## AUFGABE A
Gib die Zeilen der Datensätze unverändert wieder, vom Anfang der Datensätze bis einschließlich der Zeile mit „sigma-label: +2σ [1676,452,1710,472]“.

## TEXTABSCHNITT
===

Crimes of the Past

Neu im Kino KW 45 (DE)

Riedhof, Vous n'aurez pas ma haine, Meinen Hass bekommt ihr nicht
Meinen Hass bekommt ihr nicht, 2022, Kilian Riedhof

„Meinen Hass bekommt Ihr nicht“ – von David Cronenberg über Kilian Riedhof zu Leah Purcell, von Isabelle Huppert zu Elfriede Jelinek und Claudia Müller: unsere Filmstartauswahl der Woche.

Es beginnt mit einer kleinen Sensation, zumindest für alle Freund:innen des weirden body horror: David Cronenberg hat acht Jahre nach dem etwas enttäuschenden Maps to the Stars wieder einen Film gedreht, der auch noch genau so heißt wie eines seiner frühen Werke und damit auf das splatterige Frühwerk verweist. Crimes of the Future hat bis auf den Titel aber nichts mit dem gleichnamigen Film von 1970 zu tun, sondern knüpft gedanklich eher an Videodrome an: David Cronenberg ist nach langer Zeit wieder einmal auf der Suche nach dem „neuen Fleisch“. Hier unsere Kritik zum Film.

===

## AUFGEFÜHRTE DATENSÄTZE
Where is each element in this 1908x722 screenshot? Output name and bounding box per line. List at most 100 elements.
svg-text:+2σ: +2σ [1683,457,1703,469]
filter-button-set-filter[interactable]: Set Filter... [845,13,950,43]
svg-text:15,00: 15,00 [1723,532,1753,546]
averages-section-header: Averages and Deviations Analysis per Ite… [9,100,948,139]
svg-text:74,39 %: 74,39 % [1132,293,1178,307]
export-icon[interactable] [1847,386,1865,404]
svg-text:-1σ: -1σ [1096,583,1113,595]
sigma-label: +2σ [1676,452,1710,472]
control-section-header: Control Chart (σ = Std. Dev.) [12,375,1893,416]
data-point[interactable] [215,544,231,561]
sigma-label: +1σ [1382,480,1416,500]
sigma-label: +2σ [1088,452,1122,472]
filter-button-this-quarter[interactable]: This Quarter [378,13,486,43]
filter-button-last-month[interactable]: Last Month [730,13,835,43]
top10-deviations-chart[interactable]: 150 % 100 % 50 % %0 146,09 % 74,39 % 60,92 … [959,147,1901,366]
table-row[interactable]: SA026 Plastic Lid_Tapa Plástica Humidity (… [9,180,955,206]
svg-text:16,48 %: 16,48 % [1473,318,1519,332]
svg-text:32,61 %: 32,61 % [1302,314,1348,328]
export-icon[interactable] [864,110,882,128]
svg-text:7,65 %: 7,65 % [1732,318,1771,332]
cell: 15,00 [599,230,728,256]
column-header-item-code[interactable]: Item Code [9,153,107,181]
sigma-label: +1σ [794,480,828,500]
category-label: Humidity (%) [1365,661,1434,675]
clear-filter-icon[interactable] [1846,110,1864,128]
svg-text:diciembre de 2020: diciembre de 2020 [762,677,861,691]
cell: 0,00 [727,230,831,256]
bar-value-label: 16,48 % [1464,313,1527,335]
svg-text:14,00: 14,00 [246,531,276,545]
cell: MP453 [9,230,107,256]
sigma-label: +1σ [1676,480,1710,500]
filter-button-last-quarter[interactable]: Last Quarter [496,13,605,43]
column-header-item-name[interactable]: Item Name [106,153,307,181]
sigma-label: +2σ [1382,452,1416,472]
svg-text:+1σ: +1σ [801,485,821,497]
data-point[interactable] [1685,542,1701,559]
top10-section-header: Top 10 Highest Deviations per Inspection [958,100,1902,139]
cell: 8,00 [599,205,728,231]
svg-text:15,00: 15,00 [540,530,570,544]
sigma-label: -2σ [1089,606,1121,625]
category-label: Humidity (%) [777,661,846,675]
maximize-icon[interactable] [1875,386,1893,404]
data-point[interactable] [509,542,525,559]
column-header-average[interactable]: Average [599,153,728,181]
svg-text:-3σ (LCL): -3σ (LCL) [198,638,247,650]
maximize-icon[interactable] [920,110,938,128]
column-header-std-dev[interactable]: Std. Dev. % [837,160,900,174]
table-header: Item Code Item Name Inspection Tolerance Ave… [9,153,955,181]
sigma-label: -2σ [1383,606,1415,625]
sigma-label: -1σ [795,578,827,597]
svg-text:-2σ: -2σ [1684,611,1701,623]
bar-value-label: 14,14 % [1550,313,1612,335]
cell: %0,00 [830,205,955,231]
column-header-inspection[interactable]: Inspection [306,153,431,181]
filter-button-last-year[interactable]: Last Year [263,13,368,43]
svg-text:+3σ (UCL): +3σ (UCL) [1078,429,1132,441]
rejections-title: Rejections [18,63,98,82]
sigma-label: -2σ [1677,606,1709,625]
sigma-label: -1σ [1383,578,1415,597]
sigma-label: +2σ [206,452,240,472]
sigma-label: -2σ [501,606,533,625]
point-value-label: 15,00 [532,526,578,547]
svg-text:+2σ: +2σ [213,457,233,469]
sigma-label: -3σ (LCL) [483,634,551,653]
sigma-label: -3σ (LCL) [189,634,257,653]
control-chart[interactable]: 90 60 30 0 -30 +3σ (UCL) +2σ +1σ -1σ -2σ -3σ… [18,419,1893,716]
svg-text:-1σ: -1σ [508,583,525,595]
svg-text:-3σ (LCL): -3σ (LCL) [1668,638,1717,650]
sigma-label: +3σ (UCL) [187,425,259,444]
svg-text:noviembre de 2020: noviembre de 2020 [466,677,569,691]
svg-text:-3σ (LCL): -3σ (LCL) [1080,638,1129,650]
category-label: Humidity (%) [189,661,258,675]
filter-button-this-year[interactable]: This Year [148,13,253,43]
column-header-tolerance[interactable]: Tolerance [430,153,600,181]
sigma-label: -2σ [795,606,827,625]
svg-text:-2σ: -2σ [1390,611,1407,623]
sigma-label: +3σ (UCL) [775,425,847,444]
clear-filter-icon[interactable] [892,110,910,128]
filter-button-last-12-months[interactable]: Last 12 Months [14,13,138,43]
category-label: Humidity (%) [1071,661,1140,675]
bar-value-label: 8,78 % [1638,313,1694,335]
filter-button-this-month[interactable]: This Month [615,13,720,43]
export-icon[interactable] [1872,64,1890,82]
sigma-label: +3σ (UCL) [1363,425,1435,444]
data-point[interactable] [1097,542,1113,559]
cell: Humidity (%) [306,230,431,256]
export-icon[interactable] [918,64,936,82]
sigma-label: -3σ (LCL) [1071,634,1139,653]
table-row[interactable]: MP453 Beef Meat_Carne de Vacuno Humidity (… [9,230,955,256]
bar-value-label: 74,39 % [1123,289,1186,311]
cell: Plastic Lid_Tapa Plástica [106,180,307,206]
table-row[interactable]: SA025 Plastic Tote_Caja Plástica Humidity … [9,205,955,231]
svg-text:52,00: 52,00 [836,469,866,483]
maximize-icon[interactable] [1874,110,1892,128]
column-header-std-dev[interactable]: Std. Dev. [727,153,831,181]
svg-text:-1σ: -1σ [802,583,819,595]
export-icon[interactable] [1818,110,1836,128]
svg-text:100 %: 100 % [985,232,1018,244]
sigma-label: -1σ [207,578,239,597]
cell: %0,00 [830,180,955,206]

===

## AUFGABE B
Beantworte zum Text über die Filmstarts:
(i) Für welche Kalenderwoche gilt die Auswahl?
(ii) Wer hat „Meinen Hass bekommt ihr nicht“ gedreht, und in welchem Jahr?
(iii) An welchen Film knüpft Crimes of the Future laut Text gedanklich an?

## ERGEBNIS A
Where is each element in this 1908x722 screenshot? Output name and bounding box per line. List at most 100 elements.
svg-text:+2σ: +2σ [1683,457,1703,469]
filter-button-set-filter[interactable]: Set Filter... [845,13,950,43]
svg-text:15,00: 15,00 [1723,532,1753,546]
averages-section-header: Averages and Deviations Analysis per Ite… [9,100,948,139]
svg-text:74,39 %: 74,39 % [1132,293,1178,307]
export-icon[interactable] [1847,386,1865,404]
svg-text:-1σ: -1σ [1096,583,1113,595]
sigma-label: +2σ [1676,452,1710,472]

## ERGEBNIS B
(i) KW 45
(ii) Kilian Riedhof, 2022
(iii) Videodrome